Data entries:
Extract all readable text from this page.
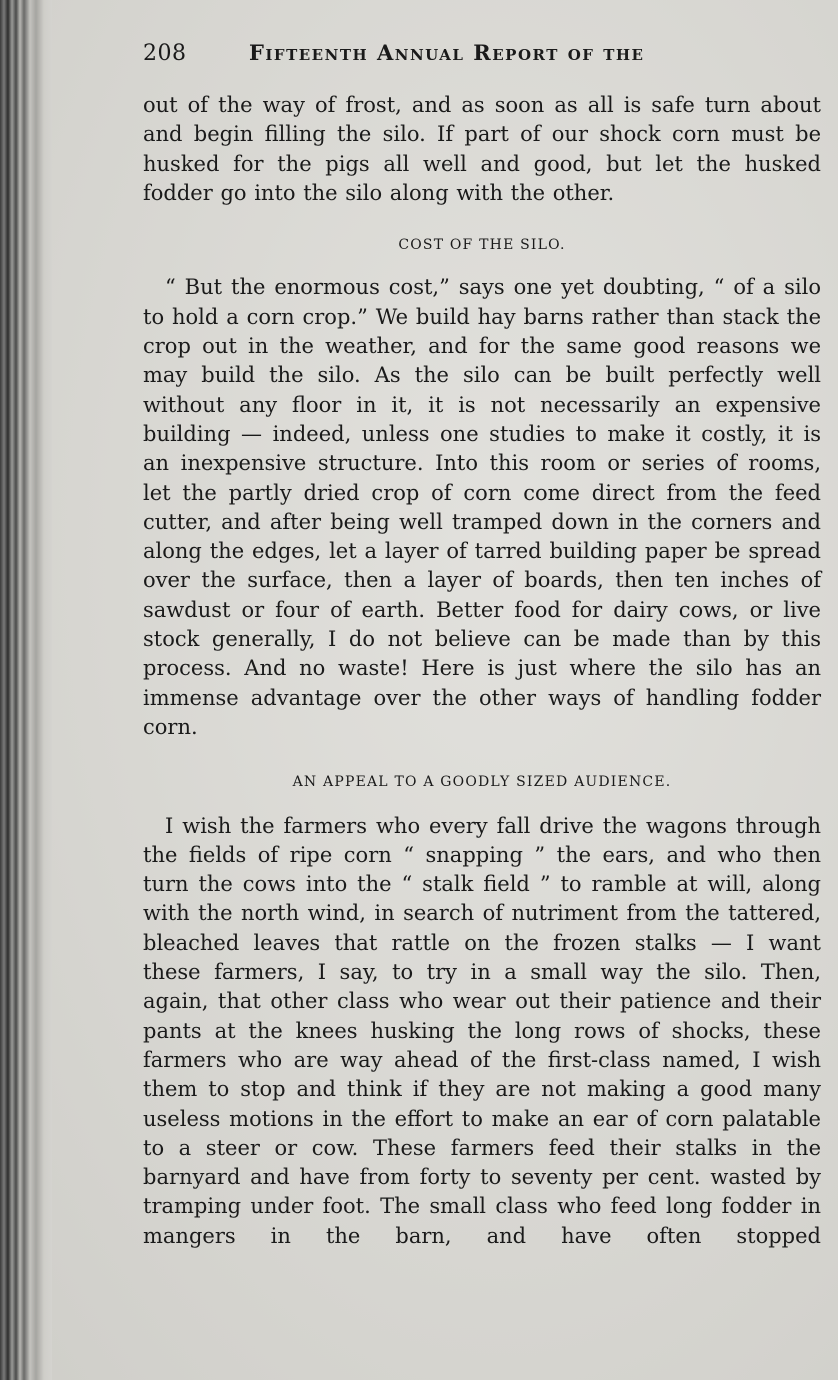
208	Fifteenth Annual Report of the

out of the way of frost, and as soon as all is safe turn about and begin filling the silo. If part of our shock corn must be husked for the pigs all well and good, but let the husked fodder go into the silo along with the other.

COST OF THE SILO.

“ But the enormous cost,” says one yet doubting, “ of a silo to hold a corn crop.” We build hay barns rather than stack the crop out in the weather, and for the same good reasons we may build the silo. As the silo can be built perfectly well without any floor in it, it is not necessarily an expensive building — indeed, unless one studies to make it costly, it is an inexpensive structure. Into this room or series of rooms, let the partly dried crop of corn come direct from the feed cutter, and after being well tramped down in the corners and along the edges, let a layer of tarred building paper be spread over the surface, then a layer of boards, then ten inches of sawdust or four of earth. Better food for dairy cows, or live stock generally, I do not believe can be made than by this process. And no waste! Here is just where the silo has an immense advantage over the other ways of handling fodder corn.

AN APPEAL TO A GOODLY SIZED AUDIENCE.

I wish the farmers who every fall drive the wagons through the fields of ripe corn “ snapping ” the ears, and who then turn the cows into the “ stalk field ” to ramble at will, along with the north wind, in search of nutriment from the tattered, bleached leaves that rattle on the frozen stalks — I want these farmers, I say, to try in a small way the silo. Then, again, that other class who wear out their patience and their pants at the knees husking the long rows of shocks, these farmers who are way ahead of the first-class named, I wish them to stop and think if they are not making a good many useless motions in the effort to make an ear of corn palatable to a steer or cow. These farmers feed their stalks in the barnyard and have from forty to seventy per cent. wasted by tramping under foot. The small class who feed long fodder in mangers in the barn, and have often stopped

▶ [Problem statement] Repeat the material above in full and exactly, apart from the pictures.

▶ [Answer to this problem]
Extract all readable text from this page.
208	Fifteenth Annual Report of the

out of the way of frost, and as soon as all is safe turn about and begin filling the silo. If part of our shock corn must be husked for the pigs all well and good, but let the husked fodder go into the silo along with the other.

COST OF THE SILO.

“ But the enormous cost,” says one yet doubting, “ of a silo to hold a corn crop.” We build hay barns rather than stack the crop out in the weather, and for the same good reasons we may build the silo. As the silo can be built perfectly well without any floor in it, it is not necessarily an expensive building — indeed, unless one studies to make it costly, it is an inexpensive structure. Into this room or series of rooms, let the partly dried crop of corn come direct from the feed cutter, and after being well tramped down in the corners and along the edges, let a layer of tarred building paper be spread over the surface, then a layer of boards, then ten inches of sawdust or four of earth. Better food for dairy cows, or live stock generally, I do not believe can be made than by this process. And no waste! Here is just where the silo has an immense advantage over the other ways of handling fodder corn.

AN APPEAL TO A GOODLY SIZED AUDIENCE.

I wish the farmers who every fall drive the wagons through the fields of ripe corn “ snapping ” the ears, and who then turn the cows into the “ stalk field ” to ramble at will, along with the north wind, in search of nutriment from the tattered, bleached leaves that rattle on the frozen stalks — I want these farmers, I say, to try in a small way the silo. Then, again, that other class who wear out their patience and their pants at the knees husking the long rows of shocks, these farmers who are way ahead of the first-class named, I wish them to stop and think if they are not making a good many useless motions in the effort to make an ear of corn palatable to a steer or cow. These farmers feed their stalks in the barnyard and have from forty to seventy per cent. wasted by tramping under foot. The small class who feed long fodder in mangers in the barn, and have often stopped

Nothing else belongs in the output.